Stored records

* * * * * * *

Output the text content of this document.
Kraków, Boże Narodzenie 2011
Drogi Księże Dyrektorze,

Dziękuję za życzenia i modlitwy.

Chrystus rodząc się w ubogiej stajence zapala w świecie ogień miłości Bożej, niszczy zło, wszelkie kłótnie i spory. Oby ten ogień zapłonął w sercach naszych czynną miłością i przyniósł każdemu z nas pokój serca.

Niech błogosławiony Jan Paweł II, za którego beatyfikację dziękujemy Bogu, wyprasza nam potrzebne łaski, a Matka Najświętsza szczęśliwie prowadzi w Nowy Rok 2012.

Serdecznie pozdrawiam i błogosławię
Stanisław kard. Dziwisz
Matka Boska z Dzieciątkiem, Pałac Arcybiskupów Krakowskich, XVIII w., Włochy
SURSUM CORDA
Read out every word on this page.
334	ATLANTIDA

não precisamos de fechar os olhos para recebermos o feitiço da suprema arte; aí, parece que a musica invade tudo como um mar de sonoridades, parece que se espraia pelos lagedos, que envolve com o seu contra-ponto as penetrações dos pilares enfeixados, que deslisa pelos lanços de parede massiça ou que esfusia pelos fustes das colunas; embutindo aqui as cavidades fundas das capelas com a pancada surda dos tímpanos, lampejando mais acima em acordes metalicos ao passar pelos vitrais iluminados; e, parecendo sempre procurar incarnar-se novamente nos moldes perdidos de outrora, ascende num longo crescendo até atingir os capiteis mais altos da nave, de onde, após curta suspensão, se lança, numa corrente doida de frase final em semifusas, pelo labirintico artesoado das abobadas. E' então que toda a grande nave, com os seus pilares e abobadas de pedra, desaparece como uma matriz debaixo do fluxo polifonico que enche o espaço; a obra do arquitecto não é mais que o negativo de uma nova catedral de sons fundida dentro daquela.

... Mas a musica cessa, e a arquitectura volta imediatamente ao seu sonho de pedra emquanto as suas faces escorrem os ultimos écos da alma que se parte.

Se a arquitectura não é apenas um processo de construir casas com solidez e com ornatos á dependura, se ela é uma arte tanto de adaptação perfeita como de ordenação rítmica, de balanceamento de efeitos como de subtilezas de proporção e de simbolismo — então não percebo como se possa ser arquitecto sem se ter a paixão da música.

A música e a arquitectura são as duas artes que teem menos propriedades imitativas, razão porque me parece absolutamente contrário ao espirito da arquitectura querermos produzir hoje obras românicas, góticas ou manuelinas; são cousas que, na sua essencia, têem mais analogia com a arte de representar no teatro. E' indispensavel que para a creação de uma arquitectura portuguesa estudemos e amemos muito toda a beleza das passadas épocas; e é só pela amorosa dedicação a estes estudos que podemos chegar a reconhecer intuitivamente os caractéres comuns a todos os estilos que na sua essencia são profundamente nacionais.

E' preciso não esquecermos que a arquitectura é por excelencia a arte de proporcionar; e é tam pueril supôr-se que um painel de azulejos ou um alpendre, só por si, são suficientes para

* * * * * * *

▸ STATED GOAL: Copy each record from above without leaving any out.

▸ SOLUTION FOR THIS EXERCISE:
Output the text content of this document.
Kraków, Boże Narodzenie 2011
Drogi Księże Dyrektorze,

Dziękuję za życzenia i modlitwy.

Chrystus rodząc się w ubogiej stajence zapala w świecie ogień miłości Bożej, niszczy zło, wszelkie kłótnie i spory. Oby ten ogień zapłonął w sercach naszych czynną miłością i przyniósł każdemu z nas pokój serca.

Niech błogosławiony Jan Paweł II, za którego beatyfikację dziękujemy Bogu, wyprasza nam potrzebne łaski, a Matka Najświętsza szczęśliwie prowadzi w Nowy Rok 2012.

Serdecznie pozdrawiam i błogosławię
Stanisław kard. Dziwisz
Matka Boska z Dzieciątkiem, Pałac Arcybiskupów Krakowskich, XVIII w., Włochy
SURSUM CORDA
Read out every word on this page.
334	ATLANTIDA

não precisamos de fechar os olhos para recebermos o feitiço da suprema arte; aí, parece que a musica invade tudo como um mar de sonoridades, parece que se espraia pelos lagedos, que envolve com o seu contra-ponto as penetrações dos pilares enfeixados, que deslisa pelos lanços de parede massiça ou que esfusia pelos fustes das colunas; embutindo aqui as cavidades fundas das capelas com a pancada surda dos tímpanos, lampejando mais acima em acordes metalicos ao passar pelos vitrais iluminados; e, parecendo sempre procurar incarnar-se novamente nos moldes perdidos de outrora, ascende num longo crescendo até atingir os capiteis mais altos da nave, de onde, após curta suspensão, se lança, numa corrente doida de frase final em semifusas, pelo labirintico artesoado das abobadas. E' então que toda a grande nave, com os seus pilares e abobadas de pedra, desaparece como uma matriz debaixo do fluxo polifonico que enche o espaço; a obra do arquitecto não é mais que o negativo de uma nova catedral de sons fundida dentro daquela.

... Mas a musica cessa, e a arquitectura volta imediatamente ao seu sonho de pedra emquanto as suas faces escorrem os ultimos écos da alma que se parte.

Se a arquitectura não é apenas um processo de construir casas com solidez e com ornatos á dependura, se ela é uma arte tanto de adaptação perfeita como de ordenação rítmica, de balanceamento de efeitos como de subtilezas de proporção e de simbolismo — então não percebo como se possa ser arquitecto sem se ter a paixão da música.

A música e a arquitectura são as duas artes que teem menos propriedades imitativas, razão porque me parece absolutamente contrário ao espirito da arquitectura querermos produzir hoje obras românicas, góticas ou manuelinas; são cousas que, na sua essencia, têem mais analogia com a arte de representar no teatro. E' indispensavel que para a creação de uma arquitectura portuguesa estudemos e amemos muito toda a beleza das passadas épocas; e é só pela amorosa dedicação a estes estudos que podemos chegar a reconhecer intuitivamente os caractéres comuns a todos os estilos que na sua essencia são profundamente nacionais.

E' preciso não esquecermos que a arquitectura é por excelencia a arte de proporcionar; e é tam pueril supôr-se que um painel de azulejos ou um alpendre, só por si, são suficientes para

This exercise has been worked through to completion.